● **Problem details**: Decide whether each statement below agrees with the ship table in the page text, answering yes or no and quoting the exact words of the page text that settle it: (a) Hornet and Hazard were both sold on the same date; (b) Stork was ordered on 18 February 1793; (c) Cormorant was captured by the French.

Of this second batch one ship (Serpent) was cancelled and another (Ranger) completed to a slightly lengthened variant of the design.

==Ships==

===Batch 1 (with 6-pounder guns)===

| Name | Ordered | Builder | Launched | Fate |
|---|---|---|---|---|
| Cormorant | 18 February 1793 | Randall & Brent, Rotherhithe | 2 January 1794 | Blew up by accident on 24 December 1796 |
| Favourite (i) | 18 February 1793 | Randall & Brent, Rotherhithe | 1 February 1794 | Captured by the French 6 January 1806; retaken 27 January 1807 and renamed Goree; broken up in 1817, |
| Hornet | 18 February 1793 | Marmaduke Stalkart, Rotherhithe | 3 February 1794 | Sold on 30 October 1817 |
| Lynx (see Note 1) | 18 February 1793 | William Cleverly, Gravesend | 14 February 1794 | Sold on 28 April 1813 |
| Lark | 18 February 1793 | Thomas Pitcher, Northfleet | 15 February 1794 | Foundered on 3 August 1809 |
| Hazard | 18 February 1793 | Josiah & Thomas Brindley, Frindsbury | 3 March 1794 | Sold on 30 October 1817 |
| Stork | 6 November 1794 | Deptford Royal Dockyard | 29 November 1794 | Sold on 30 May 1816 |

- Note 1: Lynx caused an international incident in 1795 when she fired on .

● **Source information**:

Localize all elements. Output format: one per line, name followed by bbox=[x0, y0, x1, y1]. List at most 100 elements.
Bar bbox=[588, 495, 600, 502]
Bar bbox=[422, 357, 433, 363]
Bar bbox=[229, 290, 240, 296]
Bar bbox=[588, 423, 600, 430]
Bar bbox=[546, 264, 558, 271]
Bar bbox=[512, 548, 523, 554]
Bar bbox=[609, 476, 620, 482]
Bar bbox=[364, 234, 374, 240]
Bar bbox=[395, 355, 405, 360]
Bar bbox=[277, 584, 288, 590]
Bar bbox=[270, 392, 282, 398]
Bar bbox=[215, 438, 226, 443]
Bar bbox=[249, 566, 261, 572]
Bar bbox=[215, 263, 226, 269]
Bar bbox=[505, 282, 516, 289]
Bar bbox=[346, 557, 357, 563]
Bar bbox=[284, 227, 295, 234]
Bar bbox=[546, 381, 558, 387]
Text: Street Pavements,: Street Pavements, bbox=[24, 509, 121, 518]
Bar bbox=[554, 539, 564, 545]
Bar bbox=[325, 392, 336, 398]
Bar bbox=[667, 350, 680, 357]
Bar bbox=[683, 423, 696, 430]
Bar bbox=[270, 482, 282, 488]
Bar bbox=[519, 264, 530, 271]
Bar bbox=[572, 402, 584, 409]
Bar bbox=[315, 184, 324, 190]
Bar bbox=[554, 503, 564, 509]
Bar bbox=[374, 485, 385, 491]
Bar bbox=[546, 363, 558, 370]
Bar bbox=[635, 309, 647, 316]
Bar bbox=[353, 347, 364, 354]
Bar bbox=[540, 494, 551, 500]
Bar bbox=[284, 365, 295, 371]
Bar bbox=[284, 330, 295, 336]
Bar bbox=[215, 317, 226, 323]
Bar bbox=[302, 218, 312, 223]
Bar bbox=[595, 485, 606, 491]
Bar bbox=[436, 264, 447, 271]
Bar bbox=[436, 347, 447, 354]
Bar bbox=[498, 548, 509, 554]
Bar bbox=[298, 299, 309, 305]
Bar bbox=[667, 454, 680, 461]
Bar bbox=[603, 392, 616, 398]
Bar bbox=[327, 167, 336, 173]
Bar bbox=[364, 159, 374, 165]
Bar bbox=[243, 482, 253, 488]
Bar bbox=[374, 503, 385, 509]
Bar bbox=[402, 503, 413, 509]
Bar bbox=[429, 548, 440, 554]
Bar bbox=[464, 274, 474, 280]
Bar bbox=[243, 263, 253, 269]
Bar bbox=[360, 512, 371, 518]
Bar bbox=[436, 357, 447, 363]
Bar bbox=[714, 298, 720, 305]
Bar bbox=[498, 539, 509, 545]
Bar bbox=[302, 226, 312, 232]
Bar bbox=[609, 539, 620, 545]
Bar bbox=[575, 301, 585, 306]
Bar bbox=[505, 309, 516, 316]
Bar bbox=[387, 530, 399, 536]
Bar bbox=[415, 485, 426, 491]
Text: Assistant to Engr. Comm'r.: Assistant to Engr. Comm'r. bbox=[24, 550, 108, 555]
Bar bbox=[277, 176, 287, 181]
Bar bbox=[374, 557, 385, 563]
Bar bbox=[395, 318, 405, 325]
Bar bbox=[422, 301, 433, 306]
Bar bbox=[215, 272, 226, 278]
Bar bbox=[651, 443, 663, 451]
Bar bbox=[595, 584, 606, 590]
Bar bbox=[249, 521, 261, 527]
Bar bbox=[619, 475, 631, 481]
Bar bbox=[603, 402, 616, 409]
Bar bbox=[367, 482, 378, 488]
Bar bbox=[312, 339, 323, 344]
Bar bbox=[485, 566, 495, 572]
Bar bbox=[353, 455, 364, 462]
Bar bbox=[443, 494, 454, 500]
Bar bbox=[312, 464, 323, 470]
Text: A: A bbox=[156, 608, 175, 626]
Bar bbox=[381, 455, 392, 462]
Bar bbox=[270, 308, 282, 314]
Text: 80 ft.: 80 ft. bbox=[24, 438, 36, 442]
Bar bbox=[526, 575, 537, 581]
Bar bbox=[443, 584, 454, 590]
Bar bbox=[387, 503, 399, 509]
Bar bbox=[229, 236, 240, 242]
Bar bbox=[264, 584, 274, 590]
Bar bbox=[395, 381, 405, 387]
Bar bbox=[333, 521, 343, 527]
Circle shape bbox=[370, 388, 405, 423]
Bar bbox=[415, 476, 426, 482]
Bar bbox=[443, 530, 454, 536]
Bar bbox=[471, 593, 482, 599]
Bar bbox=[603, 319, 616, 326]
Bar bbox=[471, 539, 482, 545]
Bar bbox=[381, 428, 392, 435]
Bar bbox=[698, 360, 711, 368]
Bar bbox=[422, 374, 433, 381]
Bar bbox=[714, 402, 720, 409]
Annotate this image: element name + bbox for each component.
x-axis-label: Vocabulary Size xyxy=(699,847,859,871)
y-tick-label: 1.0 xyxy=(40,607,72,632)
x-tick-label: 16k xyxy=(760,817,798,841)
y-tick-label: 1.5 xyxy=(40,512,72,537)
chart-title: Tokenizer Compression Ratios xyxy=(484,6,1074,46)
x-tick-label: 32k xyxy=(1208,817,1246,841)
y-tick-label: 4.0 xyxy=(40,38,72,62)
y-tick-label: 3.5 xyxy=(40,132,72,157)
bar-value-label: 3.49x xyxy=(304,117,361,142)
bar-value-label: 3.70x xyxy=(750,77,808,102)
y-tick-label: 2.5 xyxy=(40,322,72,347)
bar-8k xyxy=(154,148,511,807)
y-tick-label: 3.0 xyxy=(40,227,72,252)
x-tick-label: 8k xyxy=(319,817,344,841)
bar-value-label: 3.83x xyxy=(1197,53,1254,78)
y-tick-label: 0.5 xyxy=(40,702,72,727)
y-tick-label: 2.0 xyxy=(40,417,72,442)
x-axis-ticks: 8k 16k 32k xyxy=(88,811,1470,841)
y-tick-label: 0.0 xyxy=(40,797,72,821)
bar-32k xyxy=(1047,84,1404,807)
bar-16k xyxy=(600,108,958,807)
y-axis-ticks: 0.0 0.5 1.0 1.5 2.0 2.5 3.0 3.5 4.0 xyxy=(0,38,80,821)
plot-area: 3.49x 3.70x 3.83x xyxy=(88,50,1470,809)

● **Exercise result**:
(a) Yes: both the Hornet and Hazard rows read "Sold on 30 October 1817".
(b) No: Stork's order date is "6 November 1794".
(c) No: Cormorant's fate is "Blew up by accident on 24 December 1796".